◆ WHAT NEEDS TO BE DONE
Which lines hold the word "this"? Copy each of them from the material.

[Lines of data]
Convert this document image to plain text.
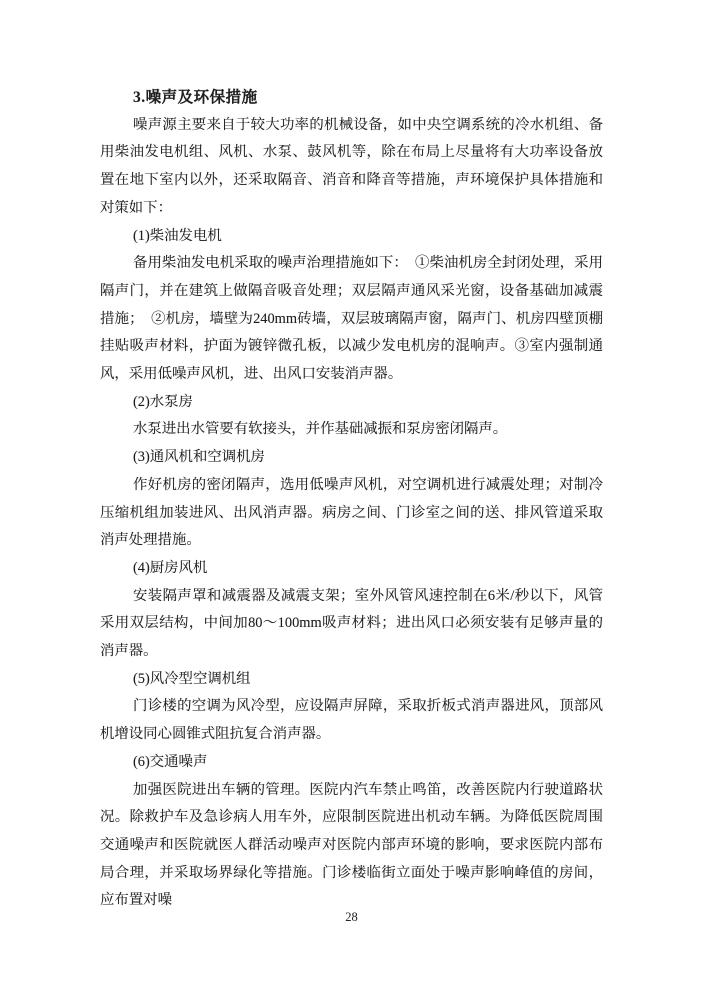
3.噪声及环保措施

噪声源主要来自于较大功率的机械设备，如中央空调系统的冷水机组、备用柴油发电机组、风机、水泵、鼓风机等，除在布局上尽量将有大功率设备放置在地下室内以外，还采取隔音、消音和降音等措施，声环境保护具体措施和对策如下：

(1)柴油发电机

备用柴油发电机采取的噪声治理措施如下：　①柴油机房全封闭处理，采用隔声门，并在建筑上做隔音吸音处理；双层隔声通风采光窗，设备基础加减震措施；　②机房，墙壁为240mm砖墙，双层玻璃隔声窗，隔声门、机房四壁顶棚挂贴吸声材料，护面为镀锌微孔板，以减少发电机房的混响声。③室内强制通风，采用低噪声风机，进、出风口安装消声器。

(2)水泵房

水泵进出水管要有软接头，并作基础减振和泵房密闭隔声。

(3)通风机和空调机房

作好机房的密闭隔声，选用低噪声风机，对空调机进行减震处理；对制冷压缩机组加装进风、出风消声器。病房之间、门诊室之间的送、排风管道采取消声处理措施。

(4)厨房风机

安装隔声罩和减震器及减震支架；室外风管风速控制在6米/秒以下，风管采用双层结构，中间加80～100mm吸声材料；进出风口必须安装有足够声量的消声器。

(5)风冷型空调机组

门诊楼的空调为风冷型，应设隔声屏障，采取折板式消声器进风，顶部风机增设同心圆锥式阻抗复合消声器。

(6)交通噪声

加强医院进出车辆的管理。医院内汽车禁止鸣笛，改善医院内行驶道路状况。除救护车及急诊病人用车外，应限制医院进出机动车辆。为降低医院周围交通噪声和医院就医人群活动噪声对医院内部声环境的影响，要求医院内部布局合理，并采取场界绿化等措施。门诊楼临街立面处于噪声影响峰值的房间，应布置对噪

28
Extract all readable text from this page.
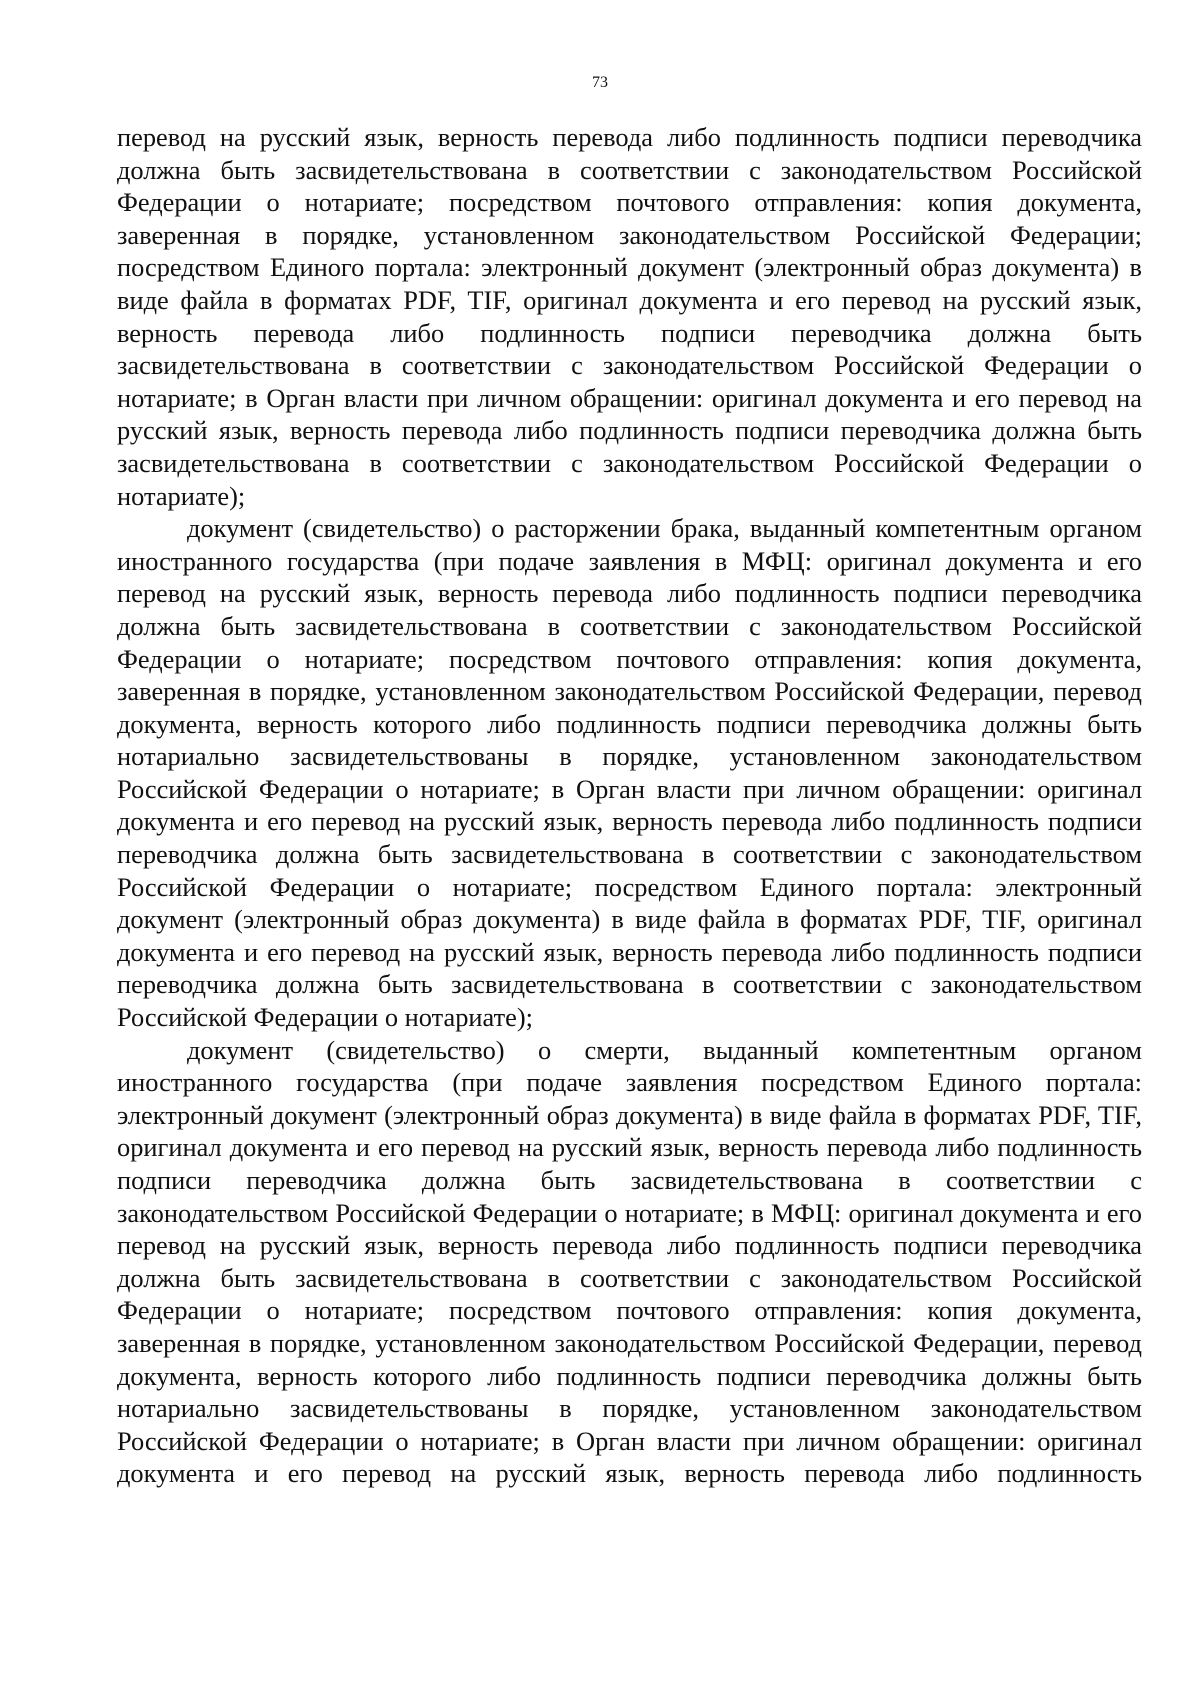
73

перевод на русский язык, верность перевода либо подлинность подписи переводчика должна быть засвидетельствована в соответствии с законодательством Российской Федерации о нотариате; посредством почтового отправления: копия документа, заверенная в порядке, установленном законодательством Российской Федерации; посредством Единого портала: электронный документ (электронный образ документа) в виде файла в форматах PDF, TIF, оригинал документа и его перевод на русский язык, верность перевода либо подлинность подписи переводчика должна быть засвидетельствована в соответствии с законодательством Российской Федерации о нотариате; в Орган власти при личном обращении: оригинал документа и его перевод на русский язык, верность перевода либо подлинность подписи переводчика должна быть засвидетельствована в соответствии с законодательством Российской Федерации о нотариате);

документ (свидетельство) о расторжении брака, выданный компетентным органом иностранного государства (при подаче заявления в МФЦ: оригинал документа и его перевод на русский язык, верность перевода либо подлинность подписи переводчика должна быть засвидетельствована в соответствии с законодательством Российской Федерации о нотариате; посредством почтового отправления: копия документа, заверенная в порядке, установленном законодательством Российской Федерации, перевод документа, верность которого либо подлинность подписи переводчика должны быть нотариально засвидетельствованы в порядке, установленном законодательством Российской Федерации о нотариате; в Орган власти при личном обращении: оригинал документа и его перевод на русский язык, верность перевода либо подлинность подписи переводчика должна быть засвидетельствована в соответствии с законодательством Российской Федерации о нотариате; посредством Единого портала: электронный документ (электронный образ документа) в виде файла в форматах PDF, TIF, оригинал документа и его перевод на русский язык, верность перевода либо подлинность подписи переводчика должна быть засвидетельствована в соответствии с законодательством Российской Федерации о нотариате);

документ (свидетельство) о смерти, выданный компетентным органом иностранного государства (при подаче заявления посредством Единого портала: электронный документ (электронный образ документа) в виде файла в форматах PDF, TIF, оригинал документа и его перевод на русский язык, верность перевода либо подлинность подписи переводчика должна быть засвидетельствована в соответствии с законодательством Российской Федерации о нотариате; в МФЦ: оригинал документа и его перевод на русский язык, верность перевода либо подлинность подписи переводчика должна быть засвидетельствована в соответствии с законодательством Российской Федерации о нотариате; посредством почтового отправления: копия документа, заверенная в порядке, установленном законодательством Российской Федерации, перевод документа, верность которого либо подлинность подписи переводчика должны быть нотариально засвидетельствованы в порядке, установленном законодательством Российской Федерации о нотариате; в Орган власти при личном обращении: оригинал документа и его перевод на русский язык, верность перевода либо подлинность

◆ EXERCISE RESPONSE
Convert this document image to plain text.
Extract all readable text from this page.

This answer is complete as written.